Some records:
◆ ◆ ◆

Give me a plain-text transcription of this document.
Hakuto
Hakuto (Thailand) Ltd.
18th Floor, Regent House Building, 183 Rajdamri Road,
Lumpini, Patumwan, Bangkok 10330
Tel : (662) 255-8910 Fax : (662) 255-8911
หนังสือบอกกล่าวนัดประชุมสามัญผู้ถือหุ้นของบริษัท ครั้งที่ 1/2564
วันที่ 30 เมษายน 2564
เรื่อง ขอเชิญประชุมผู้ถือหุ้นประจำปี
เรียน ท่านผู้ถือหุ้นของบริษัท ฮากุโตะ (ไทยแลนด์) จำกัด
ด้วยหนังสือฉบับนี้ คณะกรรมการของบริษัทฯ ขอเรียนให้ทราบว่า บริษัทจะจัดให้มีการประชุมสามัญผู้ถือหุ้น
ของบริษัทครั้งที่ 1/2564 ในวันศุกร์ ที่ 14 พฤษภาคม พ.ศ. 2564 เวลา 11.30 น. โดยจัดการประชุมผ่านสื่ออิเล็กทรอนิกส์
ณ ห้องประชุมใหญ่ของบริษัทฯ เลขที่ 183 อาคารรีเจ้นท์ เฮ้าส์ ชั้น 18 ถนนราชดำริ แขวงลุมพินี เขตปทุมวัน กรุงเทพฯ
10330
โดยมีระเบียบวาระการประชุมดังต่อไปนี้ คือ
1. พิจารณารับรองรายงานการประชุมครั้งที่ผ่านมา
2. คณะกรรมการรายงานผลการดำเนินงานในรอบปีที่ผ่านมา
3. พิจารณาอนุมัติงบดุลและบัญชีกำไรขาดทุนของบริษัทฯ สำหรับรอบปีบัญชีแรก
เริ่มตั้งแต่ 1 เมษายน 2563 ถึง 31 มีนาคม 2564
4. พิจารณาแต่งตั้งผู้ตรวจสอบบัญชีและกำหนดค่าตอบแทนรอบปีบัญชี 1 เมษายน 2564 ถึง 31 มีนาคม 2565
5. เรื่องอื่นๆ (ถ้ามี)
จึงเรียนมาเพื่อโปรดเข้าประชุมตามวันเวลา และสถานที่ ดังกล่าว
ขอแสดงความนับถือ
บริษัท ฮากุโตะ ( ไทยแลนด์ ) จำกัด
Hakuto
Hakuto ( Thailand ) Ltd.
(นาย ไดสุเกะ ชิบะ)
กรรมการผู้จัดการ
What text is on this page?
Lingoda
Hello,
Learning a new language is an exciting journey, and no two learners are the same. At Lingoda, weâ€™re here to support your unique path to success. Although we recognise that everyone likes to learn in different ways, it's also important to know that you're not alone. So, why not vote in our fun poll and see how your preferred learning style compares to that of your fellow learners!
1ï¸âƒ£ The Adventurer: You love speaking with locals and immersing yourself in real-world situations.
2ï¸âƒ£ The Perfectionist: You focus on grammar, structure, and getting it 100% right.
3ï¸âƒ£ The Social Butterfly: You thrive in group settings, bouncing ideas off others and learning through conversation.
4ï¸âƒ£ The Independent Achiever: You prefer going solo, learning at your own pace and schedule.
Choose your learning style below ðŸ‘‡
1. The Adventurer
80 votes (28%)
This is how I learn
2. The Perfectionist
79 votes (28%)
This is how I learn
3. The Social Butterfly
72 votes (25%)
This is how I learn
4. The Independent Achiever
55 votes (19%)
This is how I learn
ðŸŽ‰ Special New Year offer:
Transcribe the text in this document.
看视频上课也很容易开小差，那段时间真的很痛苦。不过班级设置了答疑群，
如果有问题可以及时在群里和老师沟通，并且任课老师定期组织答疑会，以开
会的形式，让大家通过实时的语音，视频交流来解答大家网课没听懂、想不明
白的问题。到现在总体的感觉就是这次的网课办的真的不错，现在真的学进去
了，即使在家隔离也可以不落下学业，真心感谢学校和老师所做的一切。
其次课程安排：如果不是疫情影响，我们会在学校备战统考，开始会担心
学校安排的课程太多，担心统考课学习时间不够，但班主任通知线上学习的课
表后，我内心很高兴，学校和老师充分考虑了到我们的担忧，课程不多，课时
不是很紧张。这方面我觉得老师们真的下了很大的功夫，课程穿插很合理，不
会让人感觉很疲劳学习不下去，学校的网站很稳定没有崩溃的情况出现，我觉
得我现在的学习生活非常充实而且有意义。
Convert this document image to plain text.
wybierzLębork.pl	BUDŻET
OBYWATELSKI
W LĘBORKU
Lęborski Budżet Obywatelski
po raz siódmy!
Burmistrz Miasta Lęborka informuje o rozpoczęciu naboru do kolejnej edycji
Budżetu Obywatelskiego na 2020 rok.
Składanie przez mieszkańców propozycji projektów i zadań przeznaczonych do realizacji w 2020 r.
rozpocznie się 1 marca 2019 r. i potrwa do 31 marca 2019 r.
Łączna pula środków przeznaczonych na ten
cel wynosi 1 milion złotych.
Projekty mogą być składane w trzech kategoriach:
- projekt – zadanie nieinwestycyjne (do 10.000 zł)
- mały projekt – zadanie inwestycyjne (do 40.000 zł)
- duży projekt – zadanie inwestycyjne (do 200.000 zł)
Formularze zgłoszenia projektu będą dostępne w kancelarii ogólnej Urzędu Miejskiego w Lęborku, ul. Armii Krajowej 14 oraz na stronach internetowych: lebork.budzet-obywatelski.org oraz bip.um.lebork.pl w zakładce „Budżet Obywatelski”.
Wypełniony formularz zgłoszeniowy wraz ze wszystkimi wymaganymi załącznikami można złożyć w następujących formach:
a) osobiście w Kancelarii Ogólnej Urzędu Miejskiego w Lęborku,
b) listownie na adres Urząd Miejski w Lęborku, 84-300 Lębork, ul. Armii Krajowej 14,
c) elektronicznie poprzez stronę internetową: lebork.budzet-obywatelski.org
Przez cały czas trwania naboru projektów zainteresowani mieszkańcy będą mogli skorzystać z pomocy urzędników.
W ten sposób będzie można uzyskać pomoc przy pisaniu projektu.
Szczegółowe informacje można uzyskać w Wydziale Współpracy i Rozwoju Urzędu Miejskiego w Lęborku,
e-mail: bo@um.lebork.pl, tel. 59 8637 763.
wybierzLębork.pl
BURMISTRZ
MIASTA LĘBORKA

◆ ◆ ◆

# Task to complete
Write every record out again, unaltered.

# Full solution
Give me a plain-text transcription of this document.
Hakuto
Hakuto (Thailand) Ltd.
18th Floor, Regent House Building, 183 Rajdamri Road,
Lumpini, Patumwan, Bangkok 10330
Tel : (662) 255-8910 Fax : (662) 255-8911
หนังสือบอกกล่าวนัดประชุมสามัญผู้ถือหุ้นของบริษัท ครั้งที่ 1/2564
วันที่ 30 เมษายน 2564
เรื่อง ขอเชิญประชุมผู้ถือหุ้นประจำปี
เรียน ท่านผู้ถือหุ้นของบริษัท ฮากุโตะ (ไทยแลนด์) จำกัด
ด้วยหนังสือฉบับนี้ คณะกรรมการของบริษัทฯ ขอเรียนให้ทราบว่า บริษัทจะจัดให้มีการประชุมสามัญผู้ถือหุ้น
ของบริษัทครั้งที่ 1/2564 ในวันศุกร์ ที่ 14 พฤษภาคม พ.ศ. 2564 เวลา 11.30 น. โดยจัดการประชุมผ่านสื่ออิเล็กทรอนิกส์
ณ ห้องประชุมใหญ่ของบริษัทฯ เลขที่ 183 อาคารรีเจ้นท์ เฮ้าส์ ชั้น 18 ถนนราชดำริ แขวงลุมพินี เขตปทุมวัน กรุงเทพฯ
10330
โดยมีระเบียบวาระการประชุมดังต่อไปนี้ คือ
1. พิจารณารับรองรายงานการประชุมครั้งที่ผ่านมา
2. คณะกรรมการรายงานผลการดำเนินงานในรอบปีที่ผ่านมา
3. พิจารณาอนุมัติงบดุลและบัญชีกำไรขาดทุนของบริษัทฯ สำหรับรอบปีบัญชีแรก
เริ่มตั้งแต่ 1 เมษายน 2563 ถึง 31 มีนาคม 2564
4. พิจารณาแต่งตั้งผู้ตรวจสอบบัญชีและกำหนดค่าตอบแทนรอบปีบัญชี 1 เมษายน 2564 ถึง 31 มีนาคม 2565
5. เรื่องอื่นๆ (ถ้ามี)
จึงเรียนมาเพื่อโปรดเข้าประชุมตามวันเวลา และสถานที่ ดังกล่าว
ขอแสดงความนับถือ
บริษัท ฮากุโตะ ( ไทยแลนด์ ) จำกัด
Hakuto
Hakuto ( Thailand ) Ltd.
(นาย ไดสุเกะ ชิบะ)
กรรมการผู้จัดการ
What text is on this page?
Lingoda
Hello,
Learning a new language is an exciting journey, and no two learners are the same. At Lingoda, weâ€™re here to support your unique path to success. Although we recognise that everyone likes to learn in different ways, it's also important to know that you're not alone. So, why not vote in our fun poll and see how your preferred learning style compares to that of your fellow learners!
1ï¸âƒ£ The Adventurer: You love speaking with locals and immersing yourself in real-world situations.
2ï¸âƒ£ The Perfectionist: You focus on grammar, structure, and getting it 100% right.
3ï¸âƒ£ The Social Butterfly: You thrive in group settings, bouncing ideas off others and learning through conversation.
4ï¸âƒ£ The Independent Achiever: You prefer going solo, learning at your own pace and schedule.
Choose your learning style below ðŸ‘‡
1. The Adventurer
80 votes (28%)
This is how I learn
2. The Perfectionist
79 votes (28%)
This is how I learn
3. The Social Butterfly
72 votes (25%)
This is how I learn
4. The Independent Achiever
55 votes (19%)
This is how I learn
ðŸŽ‰ Special New Year offer:
Transcribe the text in this document.
看视频上课也很容易开小差，那段时间真的很痛苦。不过班级设置了答疑群，
如果有问题可以及时在群里和老师沟通，并且任课老师定期组织答疑会，以开
会的形式，让大家通过实时的语音，视频交流来解答大家网课没听懂、想不明
白的问题。到现在总体的感觉就是这次的网课办的真的不错，现在真的学进去
了，即使在家隔离也可以不落下学业，真心感谢学校和老师所做的一切。
其次课程安排：如果不是疫情影响，我们会在学校备战统考，开始会担心
学校安排的课程太多，担心统考课学习时间不够，但班主任通知线上学习的课
表后，我内心很高兴，学校和老师充分考虑了到我们的担忧，课程不多，课时
不是很紧张。这方面我觉得老师们真的下了很大的功夫，课程穿插很合理，不
会让人感觉很疲劳学习不下去，学校的网站很稳定没有崩溃的情况出现，我觉
得我现在的学习生活非常充实而且有意义。
Convert this document image to plain text.
wybierzLębork.pl	BUDŻET
OBYWATELSKI
W LĘBORKU
Lęborski Budżet Obywatelski
po raz siódmy!
Burmistrz Miasta Lęborka informuje o rozpoczęciu naboru do kolejnej edycji
Budżetu Obywatelskiego na 2020 rok.
Składanie przez mieszkańców propozycji projektów i zadań przeznaczonych do realizacji w 2020 r.
rozpocznie się 1 marca 2019 r. i potrwa do 31 marca 2019 r.
Łączna pula środków przeznaczonych na ten
cel wynosi 1 milion złotych.
Projekty mogą być składane w trzech kategoriach:
- projekt – zadanie nieinwestycyjne (do 10.000 zł)
- mały projekt – zadanie inwestycyjne (do 40.000 zł)
- duży projekt – zadanie inwestycyjne (do 200.000 zł)
Formularze zgłoszenia projektu będą dostępne w kancelarii ogólnej Urzędu Miejskiego w Lęborku, ul. Armii Krajowej 14 oraz na stronach internetowych: lebork.budzet-obywatelski.org oraz bip.um.lebork.pl w zakładce „Budżet Obywatelski”.
Wypełniony formularz zgłoszeniowy wraz ze wszystkimi wymaganymi załącznikami można złożyć w następujących formach:
a) osobiście w Kancelarii Ogólnej Urzędu Miejskiego w Lęborku,
b) listownie na adres Urząd Miejski w Lęborku, 84-300 Lębork, ul. Armii Krajowej 14,
c) elektronicznie poprzez stronę internetową: lebork.budzet-obywatelski.org
Przez cały czas trwania naboru projektów zainteresowani mieszkańcy będą mogli skorzystać z pomocy urzędników.
W ten sposób będzie można uzyskać pomoc przy pisaniu projektu.
Szczegółowe informacje można uzyskać w Wydziale Współpracy i Rozwoju Urzędu Miejskiego w Lęborku,
e-mail: bo@um.lebork.pl, tel. 59 8637 763.
wybierzLębork.pl
BURMISTRZ
MIASTA LĘBORKA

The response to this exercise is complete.